>> Begin Material for this task

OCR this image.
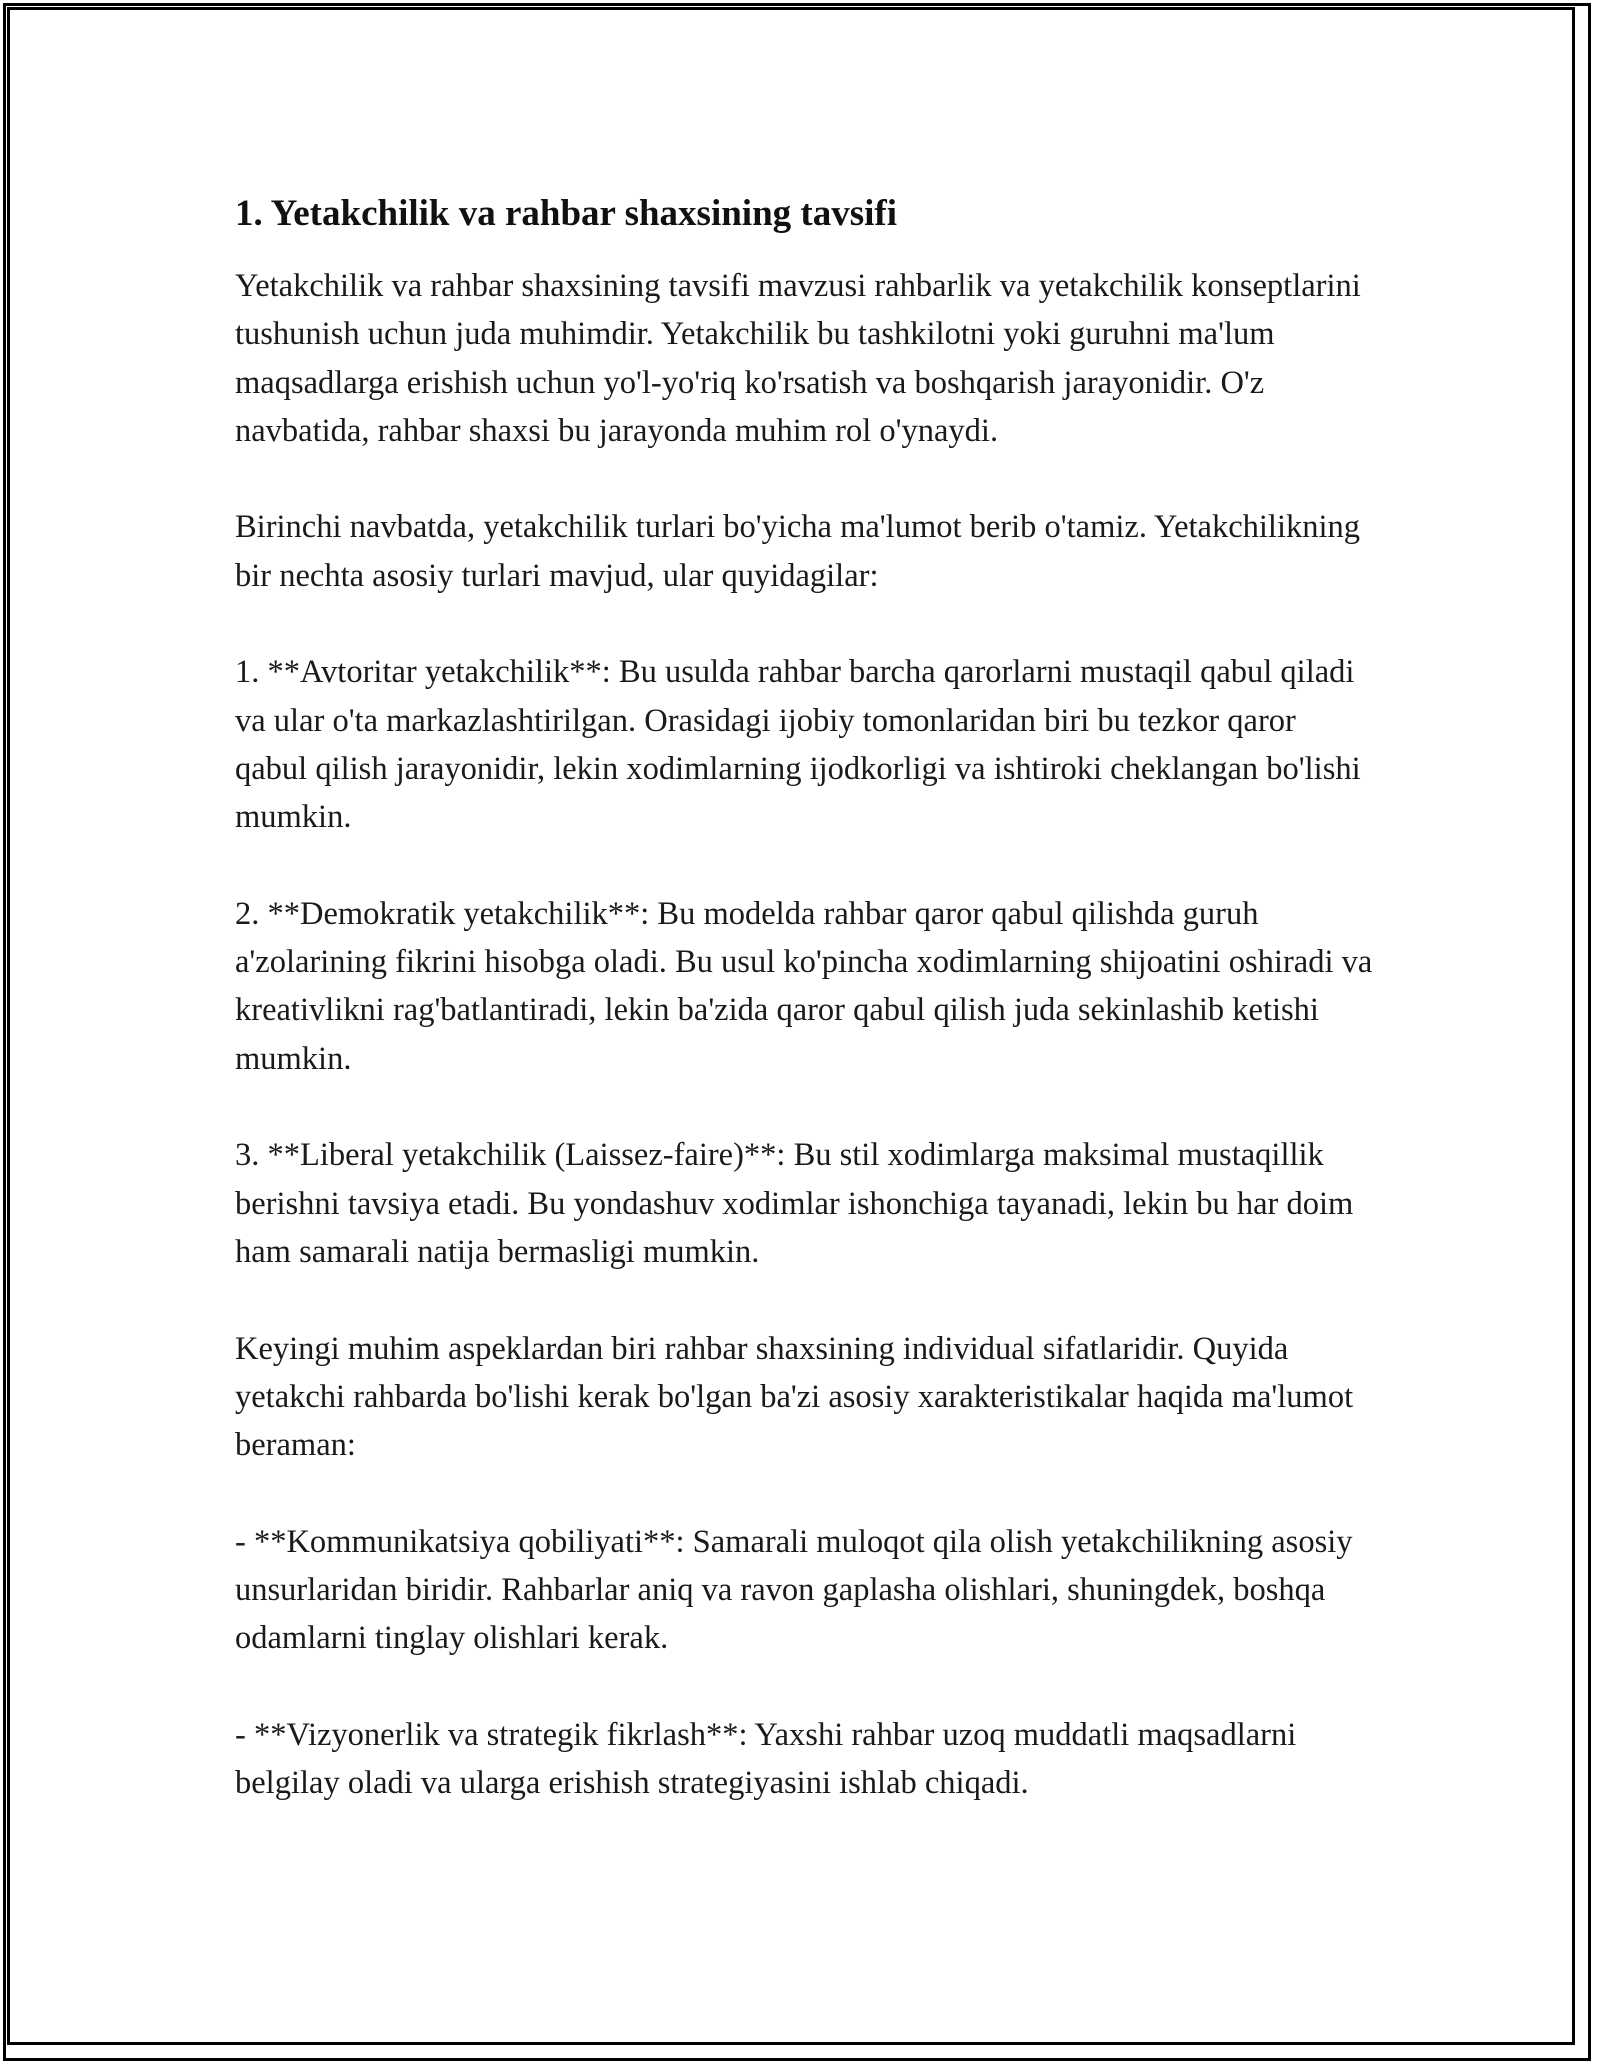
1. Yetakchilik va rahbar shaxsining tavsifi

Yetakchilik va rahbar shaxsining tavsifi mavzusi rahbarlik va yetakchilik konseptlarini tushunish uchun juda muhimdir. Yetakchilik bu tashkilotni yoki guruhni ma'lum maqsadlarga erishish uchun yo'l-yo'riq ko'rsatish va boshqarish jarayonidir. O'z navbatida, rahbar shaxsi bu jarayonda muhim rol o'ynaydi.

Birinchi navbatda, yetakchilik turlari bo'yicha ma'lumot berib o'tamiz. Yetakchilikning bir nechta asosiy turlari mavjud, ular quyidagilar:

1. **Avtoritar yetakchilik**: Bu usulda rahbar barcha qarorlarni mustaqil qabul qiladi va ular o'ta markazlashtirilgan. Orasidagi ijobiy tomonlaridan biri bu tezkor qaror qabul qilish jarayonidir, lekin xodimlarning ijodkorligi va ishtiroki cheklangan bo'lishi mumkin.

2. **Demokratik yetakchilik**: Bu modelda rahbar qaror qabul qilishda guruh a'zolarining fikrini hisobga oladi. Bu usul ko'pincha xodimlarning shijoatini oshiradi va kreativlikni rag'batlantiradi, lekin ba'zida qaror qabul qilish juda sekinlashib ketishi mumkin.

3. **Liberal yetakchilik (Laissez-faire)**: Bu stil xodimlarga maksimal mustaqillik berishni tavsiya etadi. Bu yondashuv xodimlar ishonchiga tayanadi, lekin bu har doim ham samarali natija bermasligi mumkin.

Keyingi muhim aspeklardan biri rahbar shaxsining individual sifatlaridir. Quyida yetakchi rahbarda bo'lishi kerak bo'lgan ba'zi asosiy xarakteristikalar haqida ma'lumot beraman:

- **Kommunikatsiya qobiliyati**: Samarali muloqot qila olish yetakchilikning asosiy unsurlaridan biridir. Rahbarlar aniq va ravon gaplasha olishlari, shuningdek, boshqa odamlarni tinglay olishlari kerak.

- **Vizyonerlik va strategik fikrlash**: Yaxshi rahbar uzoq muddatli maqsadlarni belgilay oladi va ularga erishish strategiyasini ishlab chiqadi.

>> End Material for this task
>> Begin Material for this task

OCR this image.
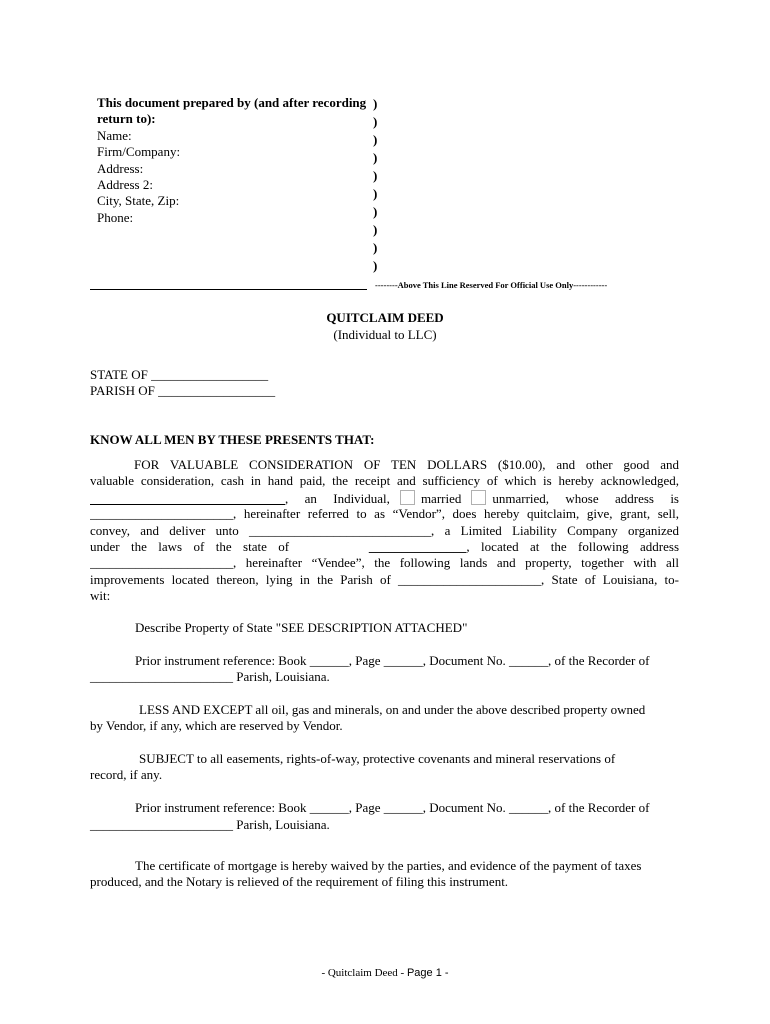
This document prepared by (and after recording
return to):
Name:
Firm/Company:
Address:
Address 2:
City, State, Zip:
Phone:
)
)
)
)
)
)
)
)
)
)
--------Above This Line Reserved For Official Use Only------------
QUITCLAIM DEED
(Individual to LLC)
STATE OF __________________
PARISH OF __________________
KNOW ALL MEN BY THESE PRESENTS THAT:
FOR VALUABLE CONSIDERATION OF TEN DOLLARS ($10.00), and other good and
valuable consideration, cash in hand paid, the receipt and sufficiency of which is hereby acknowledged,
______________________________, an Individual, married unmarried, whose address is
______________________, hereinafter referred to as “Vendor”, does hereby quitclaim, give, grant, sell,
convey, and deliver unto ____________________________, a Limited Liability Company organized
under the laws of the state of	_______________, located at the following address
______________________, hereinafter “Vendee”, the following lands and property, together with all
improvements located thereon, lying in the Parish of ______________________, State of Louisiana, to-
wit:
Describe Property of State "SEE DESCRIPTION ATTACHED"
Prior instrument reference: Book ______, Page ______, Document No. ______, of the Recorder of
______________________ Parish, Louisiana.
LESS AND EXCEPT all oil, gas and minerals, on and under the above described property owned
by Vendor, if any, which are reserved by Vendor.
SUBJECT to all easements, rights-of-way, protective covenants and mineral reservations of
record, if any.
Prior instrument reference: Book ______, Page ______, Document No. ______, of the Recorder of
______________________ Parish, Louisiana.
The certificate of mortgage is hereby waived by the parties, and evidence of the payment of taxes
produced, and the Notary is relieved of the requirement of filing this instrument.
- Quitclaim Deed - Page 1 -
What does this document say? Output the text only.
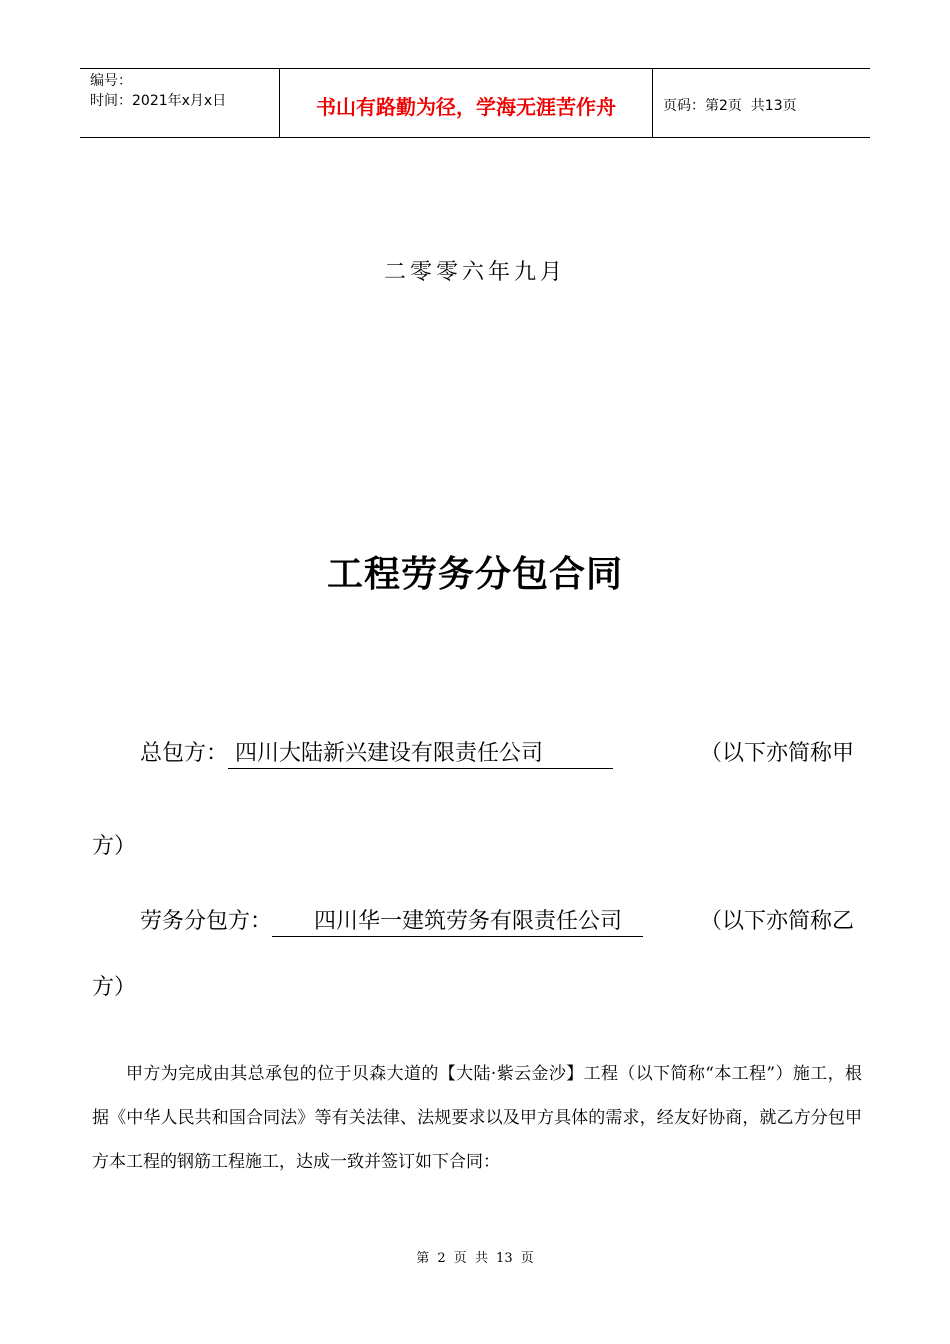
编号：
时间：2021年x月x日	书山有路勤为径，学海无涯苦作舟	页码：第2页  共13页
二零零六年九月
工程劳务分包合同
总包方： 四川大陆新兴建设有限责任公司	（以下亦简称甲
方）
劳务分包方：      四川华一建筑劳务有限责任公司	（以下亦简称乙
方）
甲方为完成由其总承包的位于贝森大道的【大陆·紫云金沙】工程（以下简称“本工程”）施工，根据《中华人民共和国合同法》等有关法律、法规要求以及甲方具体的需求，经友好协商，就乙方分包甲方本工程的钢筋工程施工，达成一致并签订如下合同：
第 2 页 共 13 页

>> End Material for this task

Aim: Pull out all lines from the listing that contain the string "qabul".

Written answer:
1. **Avtoritar yetakchilik**: Bu usulda rahbar barcha qarorlarni mustaqil qabul qiladi va ular o'ta markazlashtirilgan. Orasidagi ijobiy tomonlaridan biri bu tezkor qaror qabul qilish jarayonidir, lekin xodimlarning ijodkorligi va ishtiroki cheklangan bo'lishi mumkin.
2. **Demokratik yetakchilik**: Bu modelda rahbar qaror qabul qilishda guruh a'zolarining fikrini hisobga oladi. Bu usul ko'pincha xodimlarning shijoatini oshiradi va kreativlikni rag'batlantiradi, lekin ba'zida qaror qabul qilish juda sekinlashib ketishi mumkin.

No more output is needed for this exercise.